Items listed in a dataset:
————————

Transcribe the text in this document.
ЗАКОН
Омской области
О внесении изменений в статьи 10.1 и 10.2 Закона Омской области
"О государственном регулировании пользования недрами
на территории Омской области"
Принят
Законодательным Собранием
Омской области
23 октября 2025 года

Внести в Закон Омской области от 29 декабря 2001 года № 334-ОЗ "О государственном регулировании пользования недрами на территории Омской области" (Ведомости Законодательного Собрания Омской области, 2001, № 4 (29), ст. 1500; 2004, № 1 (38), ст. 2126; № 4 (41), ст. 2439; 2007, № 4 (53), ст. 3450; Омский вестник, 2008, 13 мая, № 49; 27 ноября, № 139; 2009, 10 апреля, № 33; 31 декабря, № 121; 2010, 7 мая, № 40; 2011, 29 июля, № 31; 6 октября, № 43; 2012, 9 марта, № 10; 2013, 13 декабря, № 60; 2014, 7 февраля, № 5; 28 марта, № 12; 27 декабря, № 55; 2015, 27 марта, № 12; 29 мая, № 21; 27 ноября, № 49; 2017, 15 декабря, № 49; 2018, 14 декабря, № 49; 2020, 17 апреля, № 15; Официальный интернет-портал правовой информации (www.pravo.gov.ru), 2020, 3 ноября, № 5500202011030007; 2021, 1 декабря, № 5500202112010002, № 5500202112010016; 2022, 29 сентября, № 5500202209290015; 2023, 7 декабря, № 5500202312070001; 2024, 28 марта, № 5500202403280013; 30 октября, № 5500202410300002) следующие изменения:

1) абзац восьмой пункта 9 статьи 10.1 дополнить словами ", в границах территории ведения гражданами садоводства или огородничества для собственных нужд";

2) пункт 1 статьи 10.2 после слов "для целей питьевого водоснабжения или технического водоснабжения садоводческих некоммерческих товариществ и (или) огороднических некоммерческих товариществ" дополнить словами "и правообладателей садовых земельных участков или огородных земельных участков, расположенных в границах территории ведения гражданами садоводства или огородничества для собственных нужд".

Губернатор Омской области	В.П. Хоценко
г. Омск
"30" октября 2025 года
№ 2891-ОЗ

————————

Problem details: Using the listing, copy every line where the word "области" shows up.

Exercise result:
Омской области
О внесении изменений в статьи 10.1 и 10.2 Закона Омской области
на территории Омской области"
Омской области
Внести в Закон Омской области от 29 декабря 2001 года № 334-ОЗ "О государственном регулировании пользования недрами на территории Омской области" (Ведомости Законодательного Собрания Омской области, 2001, № 4 (29), ст. 1500; 2004, № 1 (38), ст. 2126; № 4 (41), ст. 2439; 2007, № 4 (53), ст. 3450; Омский вестник, 2008, 13 мая, № 49; 27 ноября, № 139; 2009, 10 апреля, № 33; 31 декабря, № 121; 2010, 7 мая, № 40; 2011, 29 июля, № 31; 6 октября, № 43; 2012, 9 марта, № 10; 2013, 13 декабря, № 60; 2014, 7 февраля, № 5; 28 марта, № 12; 27 декабря, № 55; 2015, 27 марта, № 12; 29 мая, № 21; 27 ноября, № 49; 2017, 15 декабря, № 49; 2018, 14 декабря, № 49; 2020, 17 апреля, № 15; Официальный интернет-портал правовой информации (www.pravo.gov.ru), 2020, 3 ноября, № 5500202011030007; 2021, 1 декабря, № 5500202112010002, № 5500202112010016; 2022, 29 сентября, № 5500202209290015; 2023, 7 декабря, № 5500202312070001; 2024, 28 марта, № 5500202403280013; 30 октября, № 5500202410300002) следующие изменения:
Губернатор Омской области	В.П. Хоценко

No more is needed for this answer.